TEXT SECTION:
.....

Anthony Guzzardo April 2026 (v2)
v2: Revised framing from headline finding to methods contribution. Unit-scale partitioning logic moved before any numerical comparisons. Title changed to reflect the actual contribution (partitioning method, not single-signal result).
A keystroke-based cognitive instrument computes many signals from each writing session. Some of those signals measure properties of the person that cannot be reduced to a statistical summary. Others measure the statistical summary itself. An instrument that cannot distinguish between the two does not know what it is measuring.
The reconstruction adversary framework (Guzzardo 2026c, "Reconstruction Validity") provides a method for making this distinction empirically. A synthetic writing session is generated from the person's accumulated statistical profile and run through the same signal engine. Signals where the ghost closely matches reality depend on distributional properties the profile captures. Signals where the ghost diverges depend on structural properties the profile cannot capture. The residual between real and synthetic signal values, computed per dimension, partitions the instrument's signal inventory by reconstruction fidelity.
This paper reports the partition for Alice's current signal inventory (41 behavioral dimensions, 12 journal sessions, 5 adversary variants) and argues that the partition is a methods contribution for signal selection in process-level cognitive measurement.
Before comparing residuals across signal families, the signals must be separated by unit scale. Alice's 41 behavioral dimensions include signals on fundamentally different measurement scales:
Bounded or normalized signals are entropy measures in bits or [0,1], correlation coefficients in [-1,1], dimensionless ratios, and exponents. These are directly comparable across families because their magnitudes are on commensurable scales. There are 28 such signals across 10 theoretical families.

.....

ENTRIES SUPPLIED:
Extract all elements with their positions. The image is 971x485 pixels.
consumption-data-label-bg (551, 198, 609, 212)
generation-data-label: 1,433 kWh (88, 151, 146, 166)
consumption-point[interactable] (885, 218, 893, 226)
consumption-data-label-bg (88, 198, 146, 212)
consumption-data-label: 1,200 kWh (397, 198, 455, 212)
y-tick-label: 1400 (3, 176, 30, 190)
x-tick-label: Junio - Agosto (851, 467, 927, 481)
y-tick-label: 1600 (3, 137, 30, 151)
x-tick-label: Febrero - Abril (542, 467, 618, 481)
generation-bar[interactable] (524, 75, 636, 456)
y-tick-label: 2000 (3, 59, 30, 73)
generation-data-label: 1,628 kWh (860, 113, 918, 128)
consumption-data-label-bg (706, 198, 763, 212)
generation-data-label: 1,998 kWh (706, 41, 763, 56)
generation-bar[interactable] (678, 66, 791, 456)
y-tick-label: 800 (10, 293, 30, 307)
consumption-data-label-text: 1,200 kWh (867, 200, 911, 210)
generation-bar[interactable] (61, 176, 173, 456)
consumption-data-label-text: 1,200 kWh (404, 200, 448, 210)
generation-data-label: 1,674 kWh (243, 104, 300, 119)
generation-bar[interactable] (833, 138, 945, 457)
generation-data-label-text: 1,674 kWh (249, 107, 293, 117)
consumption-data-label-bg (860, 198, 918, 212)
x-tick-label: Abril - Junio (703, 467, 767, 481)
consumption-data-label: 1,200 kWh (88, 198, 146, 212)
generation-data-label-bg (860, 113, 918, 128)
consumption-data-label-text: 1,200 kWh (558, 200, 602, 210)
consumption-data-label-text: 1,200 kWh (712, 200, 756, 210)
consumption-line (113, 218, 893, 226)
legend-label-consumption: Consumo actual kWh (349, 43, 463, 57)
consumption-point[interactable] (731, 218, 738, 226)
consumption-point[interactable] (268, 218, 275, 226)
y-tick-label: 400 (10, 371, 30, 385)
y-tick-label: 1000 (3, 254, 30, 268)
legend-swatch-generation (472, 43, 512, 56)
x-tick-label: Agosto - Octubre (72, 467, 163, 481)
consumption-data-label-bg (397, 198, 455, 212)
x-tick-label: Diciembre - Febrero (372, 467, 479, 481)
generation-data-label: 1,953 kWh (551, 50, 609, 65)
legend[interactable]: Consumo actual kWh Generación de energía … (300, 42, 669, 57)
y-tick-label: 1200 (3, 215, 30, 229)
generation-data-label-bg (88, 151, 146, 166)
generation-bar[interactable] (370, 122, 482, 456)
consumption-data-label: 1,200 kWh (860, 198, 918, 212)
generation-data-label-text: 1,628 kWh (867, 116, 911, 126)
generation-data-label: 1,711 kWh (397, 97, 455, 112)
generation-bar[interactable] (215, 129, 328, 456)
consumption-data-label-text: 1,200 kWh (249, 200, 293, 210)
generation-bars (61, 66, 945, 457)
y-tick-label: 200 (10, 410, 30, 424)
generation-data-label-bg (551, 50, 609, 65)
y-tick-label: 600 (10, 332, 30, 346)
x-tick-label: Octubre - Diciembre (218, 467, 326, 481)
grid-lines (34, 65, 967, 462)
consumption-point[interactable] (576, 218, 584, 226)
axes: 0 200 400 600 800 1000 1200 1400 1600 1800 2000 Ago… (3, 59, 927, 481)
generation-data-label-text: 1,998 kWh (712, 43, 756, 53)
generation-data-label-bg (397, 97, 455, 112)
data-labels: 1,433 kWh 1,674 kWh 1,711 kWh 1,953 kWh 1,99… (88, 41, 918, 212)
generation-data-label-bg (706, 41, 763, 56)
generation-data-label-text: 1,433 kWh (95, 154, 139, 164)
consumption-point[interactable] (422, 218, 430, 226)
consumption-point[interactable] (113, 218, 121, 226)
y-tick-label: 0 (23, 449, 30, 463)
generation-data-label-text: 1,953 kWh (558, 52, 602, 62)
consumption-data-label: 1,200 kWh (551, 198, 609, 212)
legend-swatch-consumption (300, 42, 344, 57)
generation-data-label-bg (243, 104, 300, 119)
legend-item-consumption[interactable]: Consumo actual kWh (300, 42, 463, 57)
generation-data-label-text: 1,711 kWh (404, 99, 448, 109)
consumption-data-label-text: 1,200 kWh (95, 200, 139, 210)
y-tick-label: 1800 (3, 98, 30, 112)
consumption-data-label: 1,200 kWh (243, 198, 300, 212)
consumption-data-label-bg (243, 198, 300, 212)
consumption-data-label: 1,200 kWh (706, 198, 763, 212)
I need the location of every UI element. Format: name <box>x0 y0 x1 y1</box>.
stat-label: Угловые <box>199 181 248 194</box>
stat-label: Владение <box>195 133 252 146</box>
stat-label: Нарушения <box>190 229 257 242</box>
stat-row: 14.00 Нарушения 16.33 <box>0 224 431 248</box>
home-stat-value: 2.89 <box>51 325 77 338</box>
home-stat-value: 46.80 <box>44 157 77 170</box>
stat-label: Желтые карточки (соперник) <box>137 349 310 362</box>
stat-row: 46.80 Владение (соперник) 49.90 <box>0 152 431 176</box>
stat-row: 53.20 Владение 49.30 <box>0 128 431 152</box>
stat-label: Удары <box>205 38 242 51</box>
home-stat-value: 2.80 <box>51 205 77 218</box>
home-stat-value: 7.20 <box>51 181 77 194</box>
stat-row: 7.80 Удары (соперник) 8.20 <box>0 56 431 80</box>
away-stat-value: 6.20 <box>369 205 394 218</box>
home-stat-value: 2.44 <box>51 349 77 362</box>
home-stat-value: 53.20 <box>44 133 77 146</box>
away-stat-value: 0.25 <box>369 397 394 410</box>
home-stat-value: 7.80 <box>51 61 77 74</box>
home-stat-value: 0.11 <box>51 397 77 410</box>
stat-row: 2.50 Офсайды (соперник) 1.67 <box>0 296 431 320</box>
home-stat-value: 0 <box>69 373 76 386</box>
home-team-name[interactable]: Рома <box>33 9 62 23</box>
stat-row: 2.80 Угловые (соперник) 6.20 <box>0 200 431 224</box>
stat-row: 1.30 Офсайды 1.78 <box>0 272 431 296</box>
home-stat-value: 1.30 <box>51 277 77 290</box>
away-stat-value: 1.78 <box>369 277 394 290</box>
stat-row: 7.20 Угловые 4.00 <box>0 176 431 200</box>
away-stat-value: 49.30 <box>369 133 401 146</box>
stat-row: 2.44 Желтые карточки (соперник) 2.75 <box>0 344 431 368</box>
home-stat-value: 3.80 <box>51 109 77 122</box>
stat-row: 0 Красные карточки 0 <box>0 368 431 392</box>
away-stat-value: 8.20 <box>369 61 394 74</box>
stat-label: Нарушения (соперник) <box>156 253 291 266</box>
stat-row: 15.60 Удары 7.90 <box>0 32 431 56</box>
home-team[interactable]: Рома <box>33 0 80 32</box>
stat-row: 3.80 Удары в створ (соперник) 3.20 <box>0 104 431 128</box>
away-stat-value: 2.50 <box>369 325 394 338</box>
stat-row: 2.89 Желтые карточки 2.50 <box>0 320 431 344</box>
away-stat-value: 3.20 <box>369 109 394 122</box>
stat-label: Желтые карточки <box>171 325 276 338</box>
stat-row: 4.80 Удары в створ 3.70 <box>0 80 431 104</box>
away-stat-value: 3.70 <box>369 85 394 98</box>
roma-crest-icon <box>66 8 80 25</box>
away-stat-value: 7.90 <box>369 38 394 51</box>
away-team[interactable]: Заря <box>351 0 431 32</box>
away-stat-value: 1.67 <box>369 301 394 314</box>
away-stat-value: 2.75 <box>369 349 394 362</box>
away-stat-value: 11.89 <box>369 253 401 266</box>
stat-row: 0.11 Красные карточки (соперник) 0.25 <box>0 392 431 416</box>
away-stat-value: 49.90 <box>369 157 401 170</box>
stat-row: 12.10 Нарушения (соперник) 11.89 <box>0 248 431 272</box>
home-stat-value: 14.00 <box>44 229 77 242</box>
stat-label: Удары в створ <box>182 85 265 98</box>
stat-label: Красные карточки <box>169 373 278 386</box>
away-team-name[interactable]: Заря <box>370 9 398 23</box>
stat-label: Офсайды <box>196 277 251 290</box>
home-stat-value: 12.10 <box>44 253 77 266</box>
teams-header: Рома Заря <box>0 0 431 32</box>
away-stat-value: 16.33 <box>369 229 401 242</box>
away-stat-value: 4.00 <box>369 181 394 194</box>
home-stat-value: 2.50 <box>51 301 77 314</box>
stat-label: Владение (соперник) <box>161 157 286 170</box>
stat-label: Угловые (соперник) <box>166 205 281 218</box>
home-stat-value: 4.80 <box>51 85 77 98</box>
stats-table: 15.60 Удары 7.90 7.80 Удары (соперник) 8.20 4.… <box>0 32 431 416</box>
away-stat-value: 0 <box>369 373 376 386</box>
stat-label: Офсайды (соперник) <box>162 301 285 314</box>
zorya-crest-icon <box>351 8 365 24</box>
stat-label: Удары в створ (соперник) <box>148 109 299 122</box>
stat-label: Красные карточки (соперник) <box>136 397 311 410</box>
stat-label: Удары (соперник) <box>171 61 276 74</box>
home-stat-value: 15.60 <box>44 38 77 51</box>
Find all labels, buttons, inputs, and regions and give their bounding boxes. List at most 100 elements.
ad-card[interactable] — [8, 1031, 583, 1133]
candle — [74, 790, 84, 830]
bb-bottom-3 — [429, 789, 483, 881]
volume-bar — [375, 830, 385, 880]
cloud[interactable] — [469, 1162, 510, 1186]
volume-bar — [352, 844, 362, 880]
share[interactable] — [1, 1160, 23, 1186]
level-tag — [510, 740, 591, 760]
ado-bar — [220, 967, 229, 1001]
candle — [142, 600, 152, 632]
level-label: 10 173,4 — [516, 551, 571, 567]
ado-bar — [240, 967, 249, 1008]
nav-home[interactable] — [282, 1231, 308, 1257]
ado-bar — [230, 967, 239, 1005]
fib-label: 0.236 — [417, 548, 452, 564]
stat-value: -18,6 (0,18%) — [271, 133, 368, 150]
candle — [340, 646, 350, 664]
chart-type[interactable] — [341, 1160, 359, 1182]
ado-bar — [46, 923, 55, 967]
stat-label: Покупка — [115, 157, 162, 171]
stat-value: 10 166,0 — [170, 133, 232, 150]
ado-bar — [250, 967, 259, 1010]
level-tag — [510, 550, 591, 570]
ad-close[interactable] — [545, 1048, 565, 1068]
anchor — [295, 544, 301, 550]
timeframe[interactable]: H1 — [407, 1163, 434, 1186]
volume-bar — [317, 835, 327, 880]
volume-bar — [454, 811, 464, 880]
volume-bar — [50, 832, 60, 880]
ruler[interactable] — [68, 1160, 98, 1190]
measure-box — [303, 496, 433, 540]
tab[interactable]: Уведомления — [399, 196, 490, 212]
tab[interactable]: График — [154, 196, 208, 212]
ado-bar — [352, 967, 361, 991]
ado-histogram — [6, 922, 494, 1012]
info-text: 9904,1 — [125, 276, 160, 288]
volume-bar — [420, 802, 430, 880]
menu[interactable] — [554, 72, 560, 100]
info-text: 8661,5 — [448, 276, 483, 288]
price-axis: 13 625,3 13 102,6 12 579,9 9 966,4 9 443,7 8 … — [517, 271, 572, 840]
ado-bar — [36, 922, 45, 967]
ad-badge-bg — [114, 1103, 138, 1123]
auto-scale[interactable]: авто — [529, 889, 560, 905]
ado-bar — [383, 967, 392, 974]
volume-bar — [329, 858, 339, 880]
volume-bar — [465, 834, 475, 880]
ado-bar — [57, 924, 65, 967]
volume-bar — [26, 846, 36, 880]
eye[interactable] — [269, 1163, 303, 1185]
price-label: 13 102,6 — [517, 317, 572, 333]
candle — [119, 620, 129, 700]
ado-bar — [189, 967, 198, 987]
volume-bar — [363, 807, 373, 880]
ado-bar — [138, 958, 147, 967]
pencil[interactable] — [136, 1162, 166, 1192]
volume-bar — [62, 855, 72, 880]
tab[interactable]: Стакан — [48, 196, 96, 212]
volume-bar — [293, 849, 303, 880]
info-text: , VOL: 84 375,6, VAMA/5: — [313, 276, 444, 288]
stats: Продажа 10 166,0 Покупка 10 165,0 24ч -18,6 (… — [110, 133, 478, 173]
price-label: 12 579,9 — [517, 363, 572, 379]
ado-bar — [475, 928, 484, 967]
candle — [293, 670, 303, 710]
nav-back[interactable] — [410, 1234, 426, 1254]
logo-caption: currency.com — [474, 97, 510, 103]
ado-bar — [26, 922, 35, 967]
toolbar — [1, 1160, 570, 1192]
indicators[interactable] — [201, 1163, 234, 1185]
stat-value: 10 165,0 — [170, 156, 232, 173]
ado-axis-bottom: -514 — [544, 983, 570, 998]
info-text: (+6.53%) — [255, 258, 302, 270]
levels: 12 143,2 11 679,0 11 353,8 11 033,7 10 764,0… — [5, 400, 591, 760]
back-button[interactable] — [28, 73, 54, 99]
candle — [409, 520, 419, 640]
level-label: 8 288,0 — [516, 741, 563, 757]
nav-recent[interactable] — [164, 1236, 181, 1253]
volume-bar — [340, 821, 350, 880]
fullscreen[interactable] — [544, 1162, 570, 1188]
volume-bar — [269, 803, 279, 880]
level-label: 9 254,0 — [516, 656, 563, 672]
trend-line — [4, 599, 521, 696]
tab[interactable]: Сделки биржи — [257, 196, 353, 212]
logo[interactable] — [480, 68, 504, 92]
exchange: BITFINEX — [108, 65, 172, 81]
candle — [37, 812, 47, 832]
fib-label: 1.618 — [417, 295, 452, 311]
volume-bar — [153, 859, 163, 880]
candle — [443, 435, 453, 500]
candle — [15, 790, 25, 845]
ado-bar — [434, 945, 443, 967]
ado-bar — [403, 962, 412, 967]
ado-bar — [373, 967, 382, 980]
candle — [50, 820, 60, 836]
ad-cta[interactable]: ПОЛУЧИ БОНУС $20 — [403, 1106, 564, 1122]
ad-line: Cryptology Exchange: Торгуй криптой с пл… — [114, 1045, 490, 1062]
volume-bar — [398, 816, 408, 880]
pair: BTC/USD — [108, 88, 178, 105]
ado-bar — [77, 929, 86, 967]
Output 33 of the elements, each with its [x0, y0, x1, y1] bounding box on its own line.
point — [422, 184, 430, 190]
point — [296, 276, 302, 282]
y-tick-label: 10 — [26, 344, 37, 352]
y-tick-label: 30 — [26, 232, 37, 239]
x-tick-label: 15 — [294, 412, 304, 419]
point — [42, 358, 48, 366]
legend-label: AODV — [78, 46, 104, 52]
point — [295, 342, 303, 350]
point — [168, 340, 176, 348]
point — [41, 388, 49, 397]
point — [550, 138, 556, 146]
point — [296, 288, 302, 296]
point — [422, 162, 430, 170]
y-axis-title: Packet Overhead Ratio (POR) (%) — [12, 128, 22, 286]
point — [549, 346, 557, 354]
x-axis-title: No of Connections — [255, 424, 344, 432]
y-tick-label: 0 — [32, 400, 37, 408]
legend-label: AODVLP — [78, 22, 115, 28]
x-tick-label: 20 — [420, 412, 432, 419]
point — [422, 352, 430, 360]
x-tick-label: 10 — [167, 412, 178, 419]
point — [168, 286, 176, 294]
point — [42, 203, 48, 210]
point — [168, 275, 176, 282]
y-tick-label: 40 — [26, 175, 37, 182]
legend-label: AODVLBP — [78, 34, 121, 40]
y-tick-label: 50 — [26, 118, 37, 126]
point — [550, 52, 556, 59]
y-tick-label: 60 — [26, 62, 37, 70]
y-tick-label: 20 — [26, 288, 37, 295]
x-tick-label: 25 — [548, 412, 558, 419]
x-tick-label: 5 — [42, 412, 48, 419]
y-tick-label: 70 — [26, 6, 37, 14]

.....

THINGS TO DO:
1: Could you write out the part of the reconstruction-fidelity text that begins at the words "The reconstruction adversary" and ends after "process-level cognitive measurement."?
2: Will you repeat the entries word for word, starting from their first line and stopping after the line that contains "legend[interactable]: Consumo actual"?

SOLUTIONS BY TASK:
1:
The reconstruction adversary framework (Guzzardo 2026c, "Reconstruction Validity") provides a method for making this distinction empirically. A synthetic writing session is generated from the person's accumulated statistical profile and run through the same signal engine. Signals where the ghost closely matches reality depend on distributional properties the profile captures. Signals where the ghost diverges depend on structural properties the profile cannot capture. The residual between real and synthetic signal values, computed per dimension, partitions the instrument's signal inventory by reconstruction fidelity.
This paper reports the partition for Alice's current signal inventory (41 behavioral dimensions, 12 journal sessions, 5 adversary variants) and argues that the partition is a methods contribution for signal selection in process-level cognitive measurement.

2:
Extract all elements with their positions. The image is 971x485 pixels.
consumption-data-label-bg (551, 198, 609, 212)
generation-data-label: 1,433 kWh (88, 151, 146, 166)
consumption-point[interactable] (885, 218, 893, 226)
consumption-data-label-bg (88, 198, 146, 212)
consumption-data-label: 1,200 kWh (397, 198, 455, 212)
y-tick-label: 1400 (3, 176, 30, 190)
x-tick-label: Junio - Agosto (851, 467, 927, 481)
y-tick-label: 1600 (3, 137, 30, 151)
x-tick-label: Febrero - Abril (542, 467, 618, 481)
generation-bar[interactable] (524, 75, 636, 456)
y-tick-label: 2000 (3, 59, 30, 73)
generation-data-label: 1,628 kWh (860, 113, 918, 128)
consumption-data-label-bg (706, 198, 763, 212)
generation-data-label: 1,998 kWh (706, 41, 763, 56)
generation-bar[interactable] (678, 66, 791, 456)
y-tick-label: 800 (10, 293, 30, 307)
consumption-data-label-text: 1,200 kWh (867, 200, 911, 210)
generation-bar[interactable] (61, 176, 173, 456)
consumption-data-label-text: 1,200 kWh (404, 200, 448, 210)
generation-data-label: 1,674 kWh (243, 104, 300, 119)
generation-bar[interactable] (833, 138, 945, 457)
generation-data-label-text: 1,674 kWh (249, 107, 293, 117)
consumption-data-label-bg (860, 198, 918, 212)
x-tick-label: Abril - Junio (703, 467, 767, 481)
consumption-data-label: 1,200 kWh (88, 198, 146, 212)
generation-data-label-bg (860, 113, 918, 128)
consumption-data-label-text: 1,200 kWh (558, 200, 602, 210)
consumption-data-label-text: 1,200 kWh (712, 200, 756, 210)
consumption-line (113, 218, 893, 226)
legend-label-consumption: Consumo actual kWh (349, 43, 463, 57)
consumption-point[interactable] (731, 218, 738, 226)
consumption-point[interactable] (268, 218, 275, 226)
y-tick-label: 400 (10, 371, 30, 385)
y-tick-label: 1000 (3, 254, 30, 268)
legend-swatch-generation (472, 43, 512, 56)
x-tick-label: Agosto - Octubre (72, 467, 163, 481)
consumption-data-label-bg (397, 198, 455, 212)
x-tick-label: Diciembre - Febrero (372, 467, 479, 481)
generation-data-label: 1,953 kWh (551, 50, 609, 65)
legend[interactable]: Consumo actual kWh Generación de energía … (300, 42, 669, 57)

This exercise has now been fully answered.